***** INPUT FOR THIS TASK *****
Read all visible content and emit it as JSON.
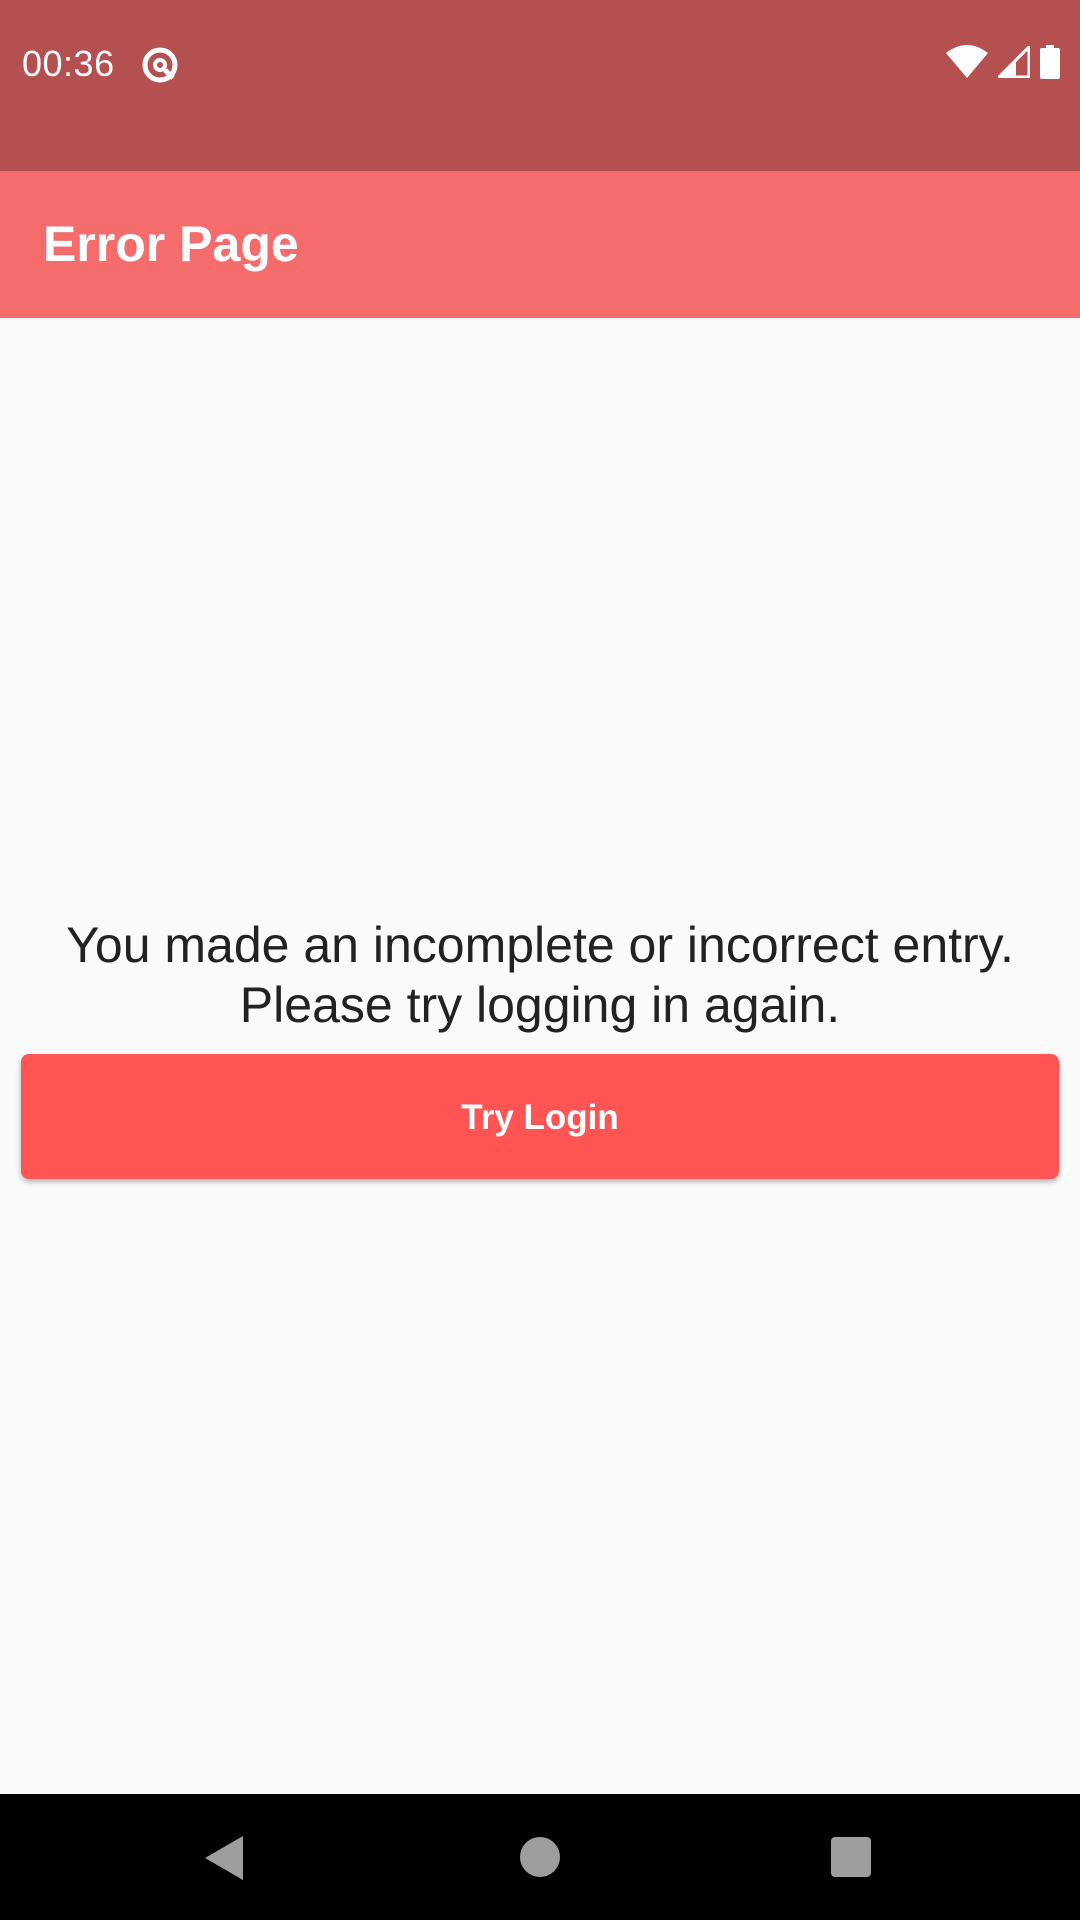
{
  "status_bar": {
    "time": "00:36",
    "app_icon": "at-sign-notification-icon",
    "right_icons": [
      "wifi-icon",
      "cellular-signal-icon",
      "battery-icon"
    ],
    "background_color": "#b55050"
  },
  "app_bar": {
    "title": "Error Page",
    "background_color": "#f46c6c"
  },
  "main": {
    "message_line_1": "You made an incomplete or incorrect entry.",
    "message_line_2": "Please try logging in again.",
    "button_label": "Try Login",
    "button_color": "#fe5454"
  },
  "nav_bar": {
    "icons": [
      "back-icon",
      "home-icon",
      "recents-icon"
    ]
  }
}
*****
* **DIRECTIVE**
Output, exactly, all the records above; include no pictures.

* **WRITTEN ANSWER**
Read all visible content and emit it as JSON.
{
  "status_bar": {
    "time": "00:36",
    "app_icon": "at-sign-notification-icon",
    "right_icons": [
      "wifi-icon",
      "cellular-signal-icon",
      "battery-icon"
    ],
    "background_color": "#b55050"
  },
  "app_bar": {
    "title": "Error Page",
    "background_color": "#f46c6c"
  },
  "main": {
    "message_line_1": "You made an incomplete or incorrect entry.",
    "message_line_2": "Please try logging in again.",
    "button_label": "Try Login",
    "button_color": "#fe5454"
  },
  "nav_bar": {
    "icons": [
      "back-icon",
      "home-icon",
      "recents-icon"
    ]
  }
}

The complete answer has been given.